Extracts from a graphics dataset:
• • • •

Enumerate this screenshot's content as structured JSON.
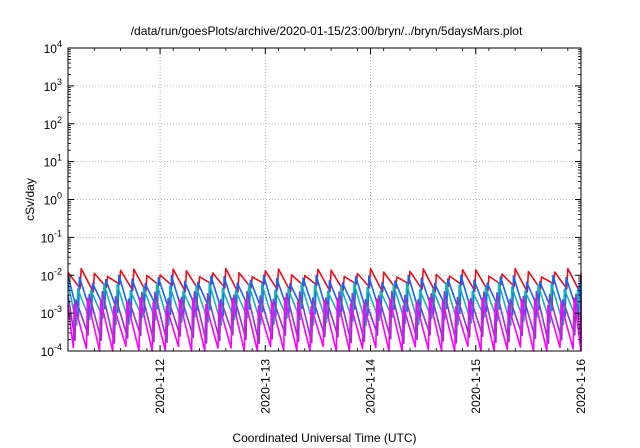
{
  "chart_data": {
    "type": "line",
    "title": "/data/run/goesPlots/archive/2020-01-15/23:00/bryn/../bryn/5daysMars.plot",
    "xlabel": "Coordinated Universal Time (UTC)",
    "ylabel": "cSv/day",
    "y_scale": "log",
    "ylim_exponents": [
      -4,
      4
    ],
    "y_ticks": [
      {
        "base": "10",
        "exp": "4"
      },
      {
        "base": "10",
        "exp": "3"
      },
      {
        "base": "10",
        "exp": "2"
      },
      {
        "base": "10",
        "exp": "1"
      },
      {
        "base": "10",
        "exp": "0"
      },
      {
        "base": "10",
        "exp": "-1"
      },
      {
        "base": "10",
        "exp": "-2"
      },
      {
        "base": "10",
        "exp": "-3"
      },
      {
        "base": "10",
        "exp": "-4"
      }
    ],
    "xlim": [
      "2020-01-11 03:00",
      "2020-01-16 00:00"
    ],
    "x_ticks": [
      "2020-1-12",
      "2020-1-13",
      "2020-1-14",
      "2020-1-15",
      "2020-1-16"
    ],
    "grid": true,
    "series": [
      {
        "color": "#e8101a",
        "values": [
          0.012,
          0.0045
        ]
      },
      {
        "color": "#1464ff",
        "values": [
          0.008,
          0.001
        ]
      },
      {
        "color": "#18b4b4",
        "values": [
          0.005,
          0.0006
        ]
      },
      {
        "color": "#8040c0",
        "values": [
          0.003,
          0.0002
        ]
      },
      {
        "color": "#ff00ff",
        "values": [
          0.002,
          0.0001
        ]
      }
    ],
    "sawtooth_period_hours": 3
  }
}
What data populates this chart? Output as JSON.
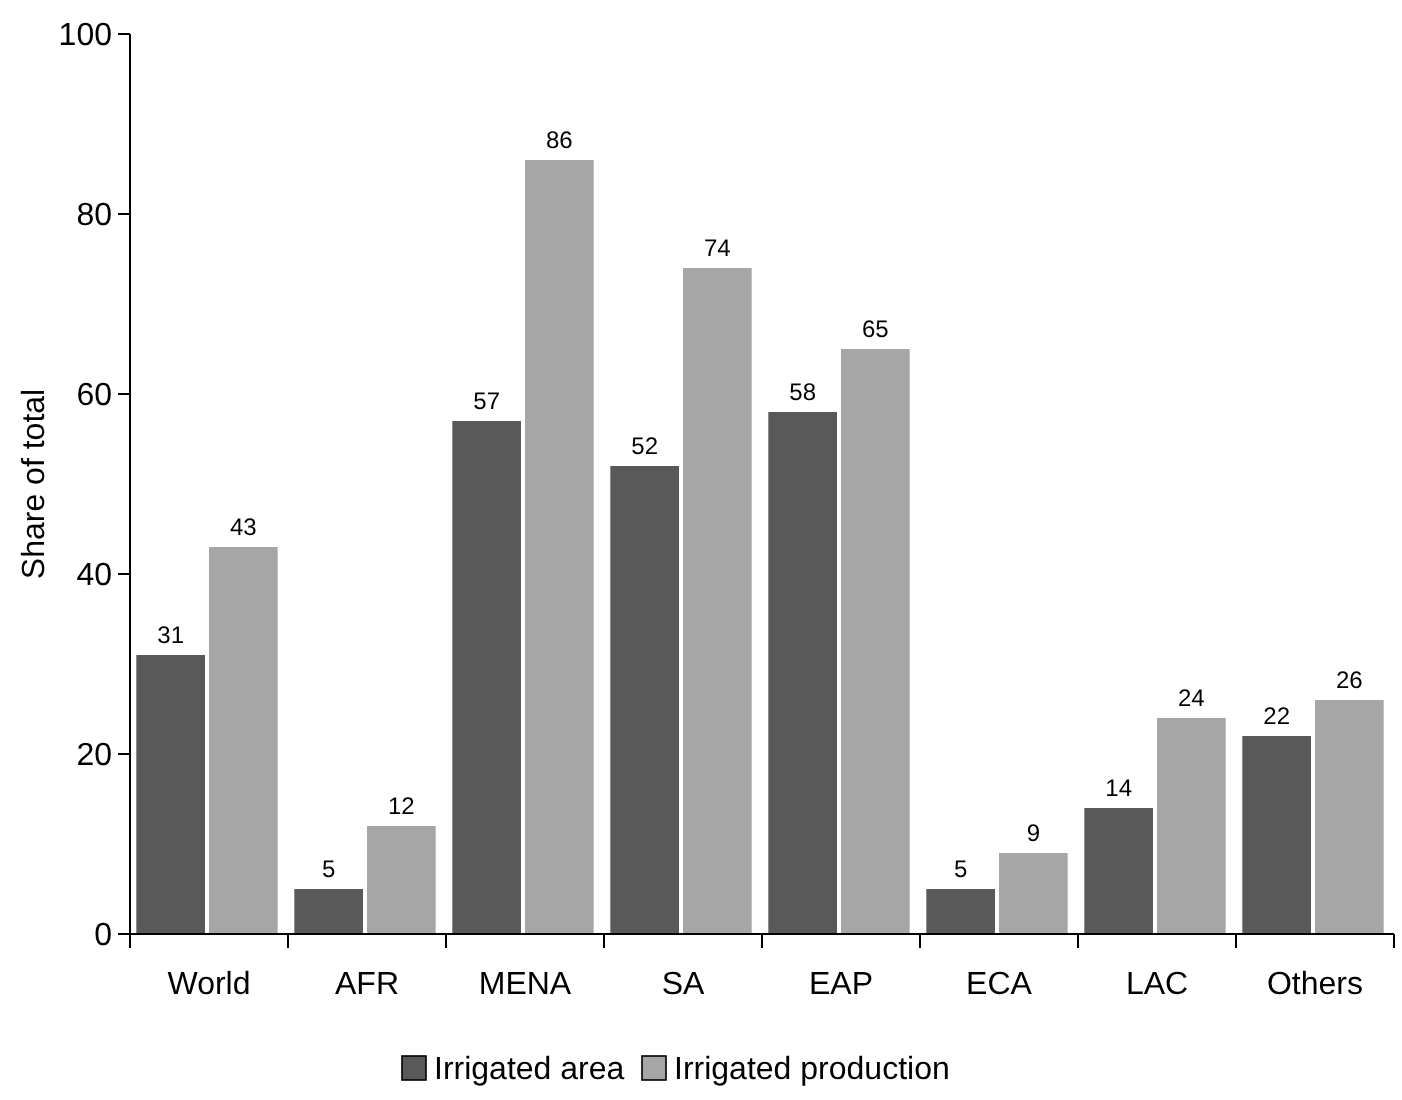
{
  "chart_data": {
    "type": "bar",
    "ylabel": "Share of total",
    "categories": [
      "World",
      "AFR",
      "MENA",
      "SA",
      "EAP",
      "ECA",
      "LAC",
      "Others"
    ],
    "series": [
      {
        "name": "Irrigated area",
        "color": "#595959",
        "values": [
          31,
          5,
          57,
          52,
          58,
          5,
          14,
          22
        ]
      },
      {
        "name": "Irrigated production",
        "color": "#a6a6a6",
        "values": [
          43,
          12,
          86,
          74,
          65,
          9,
          24,
          26
        ]
      }
    ],
    "ylim": [
      0,
      100
    ],
    "yticks": [
      0,
      20,
      40,
      60,
      80,
      100
    ],
    "data_labels": true,
    "legend": "bottom",
    "grid": false
  }
}
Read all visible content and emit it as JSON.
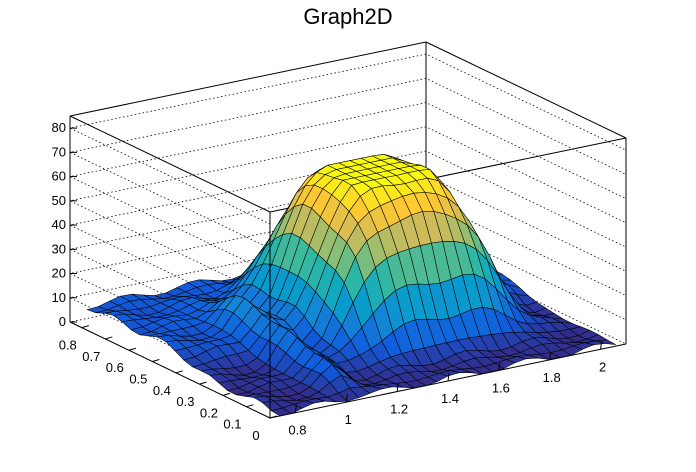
{
  "chart_data": {
    "type": "surface",
    "title": "Graph2D",
    "xlabel": "",
    "ylabel": "",
    "zlabel": "",
    "xlim": [
      0.7,
      2.1
    ],
    "ylim": [
      0,
      0.85
    ],
    "zlim": [
      0,
      85
    ],
    "x_ticks": [
      "0.8",
      "1",
      "1.2",
      "1.4",
      "1.6",
      "1.8",
      "2"
    ],
    "y_ticks": [
      "0",
      "0.1",
      "0.2",
      "0.3",
      "0.4",
      "0.5",
      "0.6",
      "0.7",
      "0.8"
    ],
    "z_ticks": [
      "0",
      "10",
      "20",
      "30",
      "40",
      "50",
      "60",
      "70",
      "80"
    ],
    "grid": true,
    "colormap": [
      "#352a87",
      "#0f5cdd",
      "#1481d6",
      "#06a4ca",
      "#2eb7a4",
      "#87bf77",
      "#d1bb59",
      "#fec832",
      "#f9fb0e"
    ],
    "description_of_surface": {
      "low_plateau_z": 6,
      "peak_z": 61,
      "peak_x": 1.55,
      "peak_y": 0.45
    }
  }
}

• • • •

*Job*.
Set each line of the records down exactly, leaving every picture out.

*Worked solution*.
Enumerate this screenshot's content as structured JSON.
{
  "chart_data": {
    "type": "line",
    "title": "/data/run/goesPlots/archive/2020-01-15/23:00/bryn/../bryn/5daysMars.plot",
    "xlabel": "Coordinated Universal Time (UTC)",
    "ylabel": "cSv/day",
    "y_scale": "log",
    "ylim_exponents": [
      -4,
      4
    ],
    "y_ticks": [
      {
        "base": "10",
        "exp": "4"
      },
      {
        "base": "10",
        "exp": "3"
      },
      {
        "base": "10",
        "exp": "2"
      },
      {
        "base": "10",
        "exp": "1"
      },
      {
        "base": "10",
        "exp": "0"
      },
      {
        "base": "10",
        "exp": "-1"
      },
      {
        "base": "10",
        "exp": "-2"
      },
      {
        "base": "10",
        "exp": "-3"
      },
      {
        "base": "10",
        "exp": "-4"
      }
    ],
    "xlim": [
      "2020-01-11 03:00",
      "2020-01-16 00:00"
    ],
    "x_ticks": [
      "2020-1-12",
      "2020-1-13",
      "2020-1-14",
      "2020-1-15",
      "2020-1-16"
    ],
    "grid": true,
    "series": [
      {
        "color": "#e8101a",
        "values": [
          0.012,
          0.0045
        ]
      },
      {
        "color": "#1464ff",
        "values": [
          0.008,
          0.001
        ]
      },
      {
        "color": "#18b4b4",
        "values": [
          0.005,
          0.0006
        ]
      },
      {
        "color": "#8040c0",
        "values": [
          0.003,
          0.0002
        ]
      },
      {
        "color": "#ff00ff",
        "values": [
          0.002,
          0.0001
        ]
      }
    ],
    "sawtooth_period_hours": 3
  }
}
What data populates this chart? Output as JSON.
{
  "chart_data": {
    "type": "bar",
    "ylabel": "Share of total",
    "categories": [
      "World",
      "AFR",
      "MENA",
      "SA",
      "EAP",
      "ECA",
      "LAC",
      "Others"
    ],
    "series": [
      {
        "name": "Irrigated area",
        "color": "#595959",
        "values": [
          31,
          5,
          57,
          52,
          58,
          5,
          14,
          22
        ]
      },
      {
        "name": "Irrigated production",
        "color": "#a6a6a6",
        "values": [
          43,
          12,
          86,
          74,
          65,
          9,
          24,
          26
        ]
      }
    ],
    "ylim": [
      0,
      100
    ],
    "yticks": [
      0,
      20,
      40,
      60,
      80,
      100
    ],
    "data_labels": true,
    "legend": "bottom",
    "grid": false
  }
}
Read all visible content and emit it as JSON.
{
  "chart_data": {
    "type": "surface",
    "title": "Graph2D",
    "xlabel": "",
    "ylabel": "",
    "zlabel": "",
    "xlim": [
      0.7,
      2.1
    ],
    "ylim": [
      0,
      0.85
    ],
    "zlim": [
      0,
      85
    ],
    "x_ticks": [
      "0.8",
      "1",
      "1.2",
      "1.4",
      "1.6",
      "1.8",
      "2"
    ],
    "y_ticks": [
      "0",
      "0.1",
      "0.2",
      "0.3",
      "0.4",
      "0.5",
      "0.6",
      "0.7",
      "0.8"
    ],
    "z_ticks": [
      "0",
      "10",
      "20",
      "30",
      "40",
      "50",
      "60",
      "70",
      "80"
    ],
    "grid": true,
    "colormap": [
      "#352a87",
      "#0f5cdd",
      "#1481d6",
      "#06a4ca",
      "#2eb7a4",
      "#87bf77",
      "#d1bb59",
      "#fec832",
      "#f9fb0e"
    ],
    "description_of_surface": {
      "low_plateau_z": 6,
      "peak_z": 61,
      "peak_x": 1.55,
      "peak_y": 0.45
    }
  }
}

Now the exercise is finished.